WRITTEN INSTRUCTION A:
Reproduce the records line for line, starting at their first line and ending at the line that contains "uI element localization: list", with both ends included.

DOCUMENT PASSAGE:
▽
# meat



## Maddie The Hedgehog (Jul 28, 2012)

are there any other meats that hedgehogs can eat besides chicken, tuna, and mealworms and crickets(if those count as meat?) etc. can they have turkey and is it ok to buy something freshly cut right out of the deli at the grocery store? and are they aloud to have hotdogs because recently i just thought of that and was wondering. i have the oscar mayer brand hotdogs, but i never fed them to my hedgie cus i didnt know but you can never be too careful when it comes to your little ones  and im very picky about what she eats especially if i dont know if its safe for her


----------



## Pawlove (Sep 16, 2010)

Not sure about other kind of meats, but I think as long they are well cooked (boiled, baked, etc., NOT fried) and unseasoned it's ok. 

And hot dogs and other processed meats are no-no. Too much preservatives and seasoning.


----------



## Maddie The Hedgehog (Jul 28, 2012)

thanks!  im just picky about what she eats if i dont know if its safe for her then i wont feed it to her.


----------



## Lilysmommy (Jan 7, 2009)

I'm not sure about deli meat - I think even with that kind it has more preservatives and sodium added to make it last longer? But if you could buy some frozen turkey, chicken, whatever, then boil or bake it plain, that'd be best. I know some people are big seafood eaters and have found their hogs like a variety of seafood besides tuna - crab, shrimp, etc.


----------



## LizardGirl (Aug 25, 2008)

Virtually all meats that you would eat that are not heavily salted/seasoned and are fully cooked are fine to offer. Like aconite-pawlove said, hot dogs and processed meats, as well as any sliced lunch meats are no good and shouldn't be fed.


----------



## Maddie The Hedgehog (Jul 28, 2012)

thanks for your help guys!  i appreciate it


----------



## Viki (Jul 10, 2012)

I won't eat hotdogs or deli meat because of how processed and high in sodium they are so I wouldn't feed that to my hedgehog. However Willow loves ground beef more then anything. I cook it with the beef I am eating but when it's time for seasoning her portion comes out and gets dabbed off in a paper tower to get any extra grease off.


----------



## HenriettaTheHedgie (Mar 22, 2018)

Henrietta just tried cooked ground beef and gobbled it up. I was making chilli and cooked some extra lean ground beef in a separate pan with no oil/seasoning. I agree with everyone else's comments on no salt/fat/spice.


----------



## nikki (Aug 28, 2008)

Please check the date on a thread before posting on it. This one is 6 years old.


----------



## Nannaboo57 (Oct 17, 2017)

Bella , loves chicken baby food...


----------



## nikki (Aug 28, 2008)

Please check the date on threads before posting and don't post on old threads, this one is 6 years old.


----------
△
WRITTEN INSTRUCTION B:
Rewrite the thread on feeding meat to hedgehogs starting at "are there any" and ending at "preservatives and seasoning.", with "turkey" changed to "duck".

[A run of records]
▽
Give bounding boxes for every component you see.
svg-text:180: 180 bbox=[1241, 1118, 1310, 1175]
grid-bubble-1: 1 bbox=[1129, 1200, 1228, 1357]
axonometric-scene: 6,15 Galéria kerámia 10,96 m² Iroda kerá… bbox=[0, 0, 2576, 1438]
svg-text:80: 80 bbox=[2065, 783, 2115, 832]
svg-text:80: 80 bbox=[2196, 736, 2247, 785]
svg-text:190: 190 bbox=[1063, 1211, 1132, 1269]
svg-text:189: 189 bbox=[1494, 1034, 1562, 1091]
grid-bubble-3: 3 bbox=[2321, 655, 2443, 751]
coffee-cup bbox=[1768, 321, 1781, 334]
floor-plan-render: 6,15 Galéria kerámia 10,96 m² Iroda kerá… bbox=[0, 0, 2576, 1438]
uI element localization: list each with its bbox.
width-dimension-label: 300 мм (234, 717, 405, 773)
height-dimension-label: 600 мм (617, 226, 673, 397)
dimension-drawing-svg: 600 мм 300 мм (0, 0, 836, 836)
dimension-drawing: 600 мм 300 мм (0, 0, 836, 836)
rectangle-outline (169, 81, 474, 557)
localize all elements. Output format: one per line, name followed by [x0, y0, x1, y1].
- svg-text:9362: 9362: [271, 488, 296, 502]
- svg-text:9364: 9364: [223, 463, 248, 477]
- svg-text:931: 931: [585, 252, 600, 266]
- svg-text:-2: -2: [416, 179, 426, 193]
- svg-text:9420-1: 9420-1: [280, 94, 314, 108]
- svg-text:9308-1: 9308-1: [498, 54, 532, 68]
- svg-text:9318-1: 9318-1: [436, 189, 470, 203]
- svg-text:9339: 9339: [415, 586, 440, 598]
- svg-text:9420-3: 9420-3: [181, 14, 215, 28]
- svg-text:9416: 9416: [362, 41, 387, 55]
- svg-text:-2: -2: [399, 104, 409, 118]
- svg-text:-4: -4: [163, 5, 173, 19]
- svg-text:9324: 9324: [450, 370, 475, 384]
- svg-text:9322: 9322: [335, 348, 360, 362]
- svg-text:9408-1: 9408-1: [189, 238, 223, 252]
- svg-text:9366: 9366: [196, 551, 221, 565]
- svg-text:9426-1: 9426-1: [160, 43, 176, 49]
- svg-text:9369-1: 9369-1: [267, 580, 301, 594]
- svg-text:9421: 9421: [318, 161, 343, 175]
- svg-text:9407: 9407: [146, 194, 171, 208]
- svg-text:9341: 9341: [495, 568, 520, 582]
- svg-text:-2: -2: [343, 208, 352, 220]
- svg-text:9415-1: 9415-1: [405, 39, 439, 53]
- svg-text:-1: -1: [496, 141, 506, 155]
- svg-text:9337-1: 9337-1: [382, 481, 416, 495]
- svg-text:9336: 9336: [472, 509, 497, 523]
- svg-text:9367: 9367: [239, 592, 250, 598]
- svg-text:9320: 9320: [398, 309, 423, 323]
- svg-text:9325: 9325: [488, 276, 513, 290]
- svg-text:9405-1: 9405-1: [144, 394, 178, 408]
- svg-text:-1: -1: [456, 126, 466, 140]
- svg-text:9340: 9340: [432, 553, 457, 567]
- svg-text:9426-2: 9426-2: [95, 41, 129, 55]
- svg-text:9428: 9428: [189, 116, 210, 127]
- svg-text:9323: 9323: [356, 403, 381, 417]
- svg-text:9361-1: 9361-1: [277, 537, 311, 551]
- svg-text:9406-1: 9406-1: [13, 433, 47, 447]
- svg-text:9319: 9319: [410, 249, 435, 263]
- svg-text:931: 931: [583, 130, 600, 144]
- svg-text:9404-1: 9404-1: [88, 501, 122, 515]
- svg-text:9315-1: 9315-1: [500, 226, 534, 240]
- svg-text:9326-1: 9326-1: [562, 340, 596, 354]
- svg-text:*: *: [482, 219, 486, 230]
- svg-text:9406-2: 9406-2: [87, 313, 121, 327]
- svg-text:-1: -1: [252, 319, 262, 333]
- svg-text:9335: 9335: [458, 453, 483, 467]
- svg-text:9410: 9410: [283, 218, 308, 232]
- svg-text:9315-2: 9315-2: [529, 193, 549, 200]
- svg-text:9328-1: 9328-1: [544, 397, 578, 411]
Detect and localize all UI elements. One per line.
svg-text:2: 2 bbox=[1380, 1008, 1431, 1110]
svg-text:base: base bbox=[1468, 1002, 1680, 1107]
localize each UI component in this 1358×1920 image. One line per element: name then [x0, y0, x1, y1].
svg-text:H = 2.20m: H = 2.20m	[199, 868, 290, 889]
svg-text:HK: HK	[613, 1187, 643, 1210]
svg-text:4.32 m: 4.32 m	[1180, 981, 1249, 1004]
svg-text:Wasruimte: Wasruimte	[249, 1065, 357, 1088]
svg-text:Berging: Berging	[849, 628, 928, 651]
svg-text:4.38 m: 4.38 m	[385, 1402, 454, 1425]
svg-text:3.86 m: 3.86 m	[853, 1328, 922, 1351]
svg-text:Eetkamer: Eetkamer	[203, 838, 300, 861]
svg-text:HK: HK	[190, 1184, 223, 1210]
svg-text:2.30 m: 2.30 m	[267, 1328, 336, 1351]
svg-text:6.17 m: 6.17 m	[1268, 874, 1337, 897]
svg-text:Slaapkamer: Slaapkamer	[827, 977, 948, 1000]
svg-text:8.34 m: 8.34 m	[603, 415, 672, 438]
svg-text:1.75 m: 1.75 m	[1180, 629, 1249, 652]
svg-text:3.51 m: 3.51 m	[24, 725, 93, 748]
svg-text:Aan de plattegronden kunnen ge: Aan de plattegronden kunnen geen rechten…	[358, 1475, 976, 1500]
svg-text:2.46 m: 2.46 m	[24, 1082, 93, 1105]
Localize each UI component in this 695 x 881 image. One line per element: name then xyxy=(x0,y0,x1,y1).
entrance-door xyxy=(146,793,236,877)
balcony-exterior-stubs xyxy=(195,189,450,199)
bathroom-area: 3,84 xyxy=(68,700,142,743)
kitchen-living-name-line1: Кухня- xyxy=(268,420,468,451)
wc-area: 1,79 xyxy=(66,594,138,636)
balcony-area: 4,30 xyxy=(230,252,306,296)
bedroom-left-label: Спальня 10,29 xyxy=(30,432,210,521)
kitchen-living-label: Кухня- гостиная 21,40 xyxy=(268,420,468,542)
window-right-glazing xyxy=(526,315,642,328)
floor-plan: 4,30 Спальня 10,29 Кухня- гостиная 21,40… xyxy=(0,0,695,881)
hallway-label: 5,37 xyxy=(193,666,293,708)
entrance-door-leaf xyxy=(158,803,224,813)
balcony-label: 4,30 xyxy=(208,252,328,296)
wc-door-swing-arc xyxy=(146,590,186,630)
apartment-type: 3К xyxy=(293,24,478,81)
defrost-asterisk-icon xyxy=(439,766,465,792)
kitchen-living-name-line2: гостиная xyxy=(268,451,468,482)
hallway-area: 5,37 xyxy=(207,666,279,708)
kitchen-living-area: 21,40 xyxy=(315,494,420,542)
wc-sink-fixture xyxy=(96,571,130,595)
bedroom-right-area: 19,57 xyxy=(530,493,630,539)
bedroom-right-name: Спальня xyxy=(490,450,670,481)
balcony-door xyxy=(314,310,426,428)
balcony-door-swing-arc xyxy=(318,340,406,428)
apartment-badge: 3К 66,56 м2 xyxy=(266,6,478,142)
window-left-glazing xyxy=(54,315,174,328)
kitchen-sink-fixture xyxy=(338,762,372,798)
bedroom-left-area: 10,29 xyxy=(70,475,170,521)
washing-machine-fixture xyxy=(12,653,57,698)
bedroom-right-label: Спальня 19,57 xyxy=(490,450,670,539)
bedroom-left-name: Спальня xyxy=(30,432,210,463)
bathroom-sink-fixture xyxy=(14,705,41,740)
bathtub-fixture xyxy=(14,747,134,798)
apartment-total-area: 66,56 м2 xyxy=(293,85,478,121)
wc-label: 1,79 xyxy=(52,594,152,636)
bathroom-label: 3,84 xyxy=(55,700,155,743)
△
CORRECT OUTPUT A:
Give bounding boxes for every component you see.
svg-text:180: 180 bbox=[1241, 1118, 1310, 1175]
grid-bubble-1: 1 bbox=[1129, 1200, 1228, 1357]
axonometric-scene: 6,15 Galéria kerámia 10,96 m² Iroda kerá… bbox=[0, 0, 2576, 1438]
svg-text:80: 80 bbox=[2065, 783, 2115, 832]
svg-text:80: 80 bbox=[2196, 736, 2247, 785]
svg-text:190: 190 bbox=[1063, 1211, 1132, 1269]
svg-text:189: 189 bbox=[1494, 1034, 1562, 1091]
grid-bubble-3: 3 bbox=[2321, 655, 2443, 751]
coffee-cup bbox=[1768, 321, 1781, 334]
floor-plan-render: 6,15 Galéria kerámia 10,96 m² Iroda kerá… bbox=[0, 0, 2576, 1438]
uI element localization: list each with its bbox.

CORRECT OUTPUT B:
are there any other meats that hedgehogs can eat besides chicken, tuna, and mealworms and crickets(if those count as meat?) etc. can they have duck and is it ok to buy something freshly cut right out of the deli at the grocery store? and are they aloud to have hotdogs because recently i just thought of that and was wondering. i have the oscar mayer brand hotdogs, but i never fed them to my hedgie cus i didnt know but you can never be too careful when it comes to your little ones  and im very picky about what she eats especially if i dont know if its safe for her


----------



## Pawlove (Sep 16, 2010)

Not sure about other kind of meats, but I think as long they are well cooked (boiled, baked, etc., NOT fried) and unseasoned it's ok. 

And hot dogs and other processed meats are no-no. Too much preservatives and seasoning.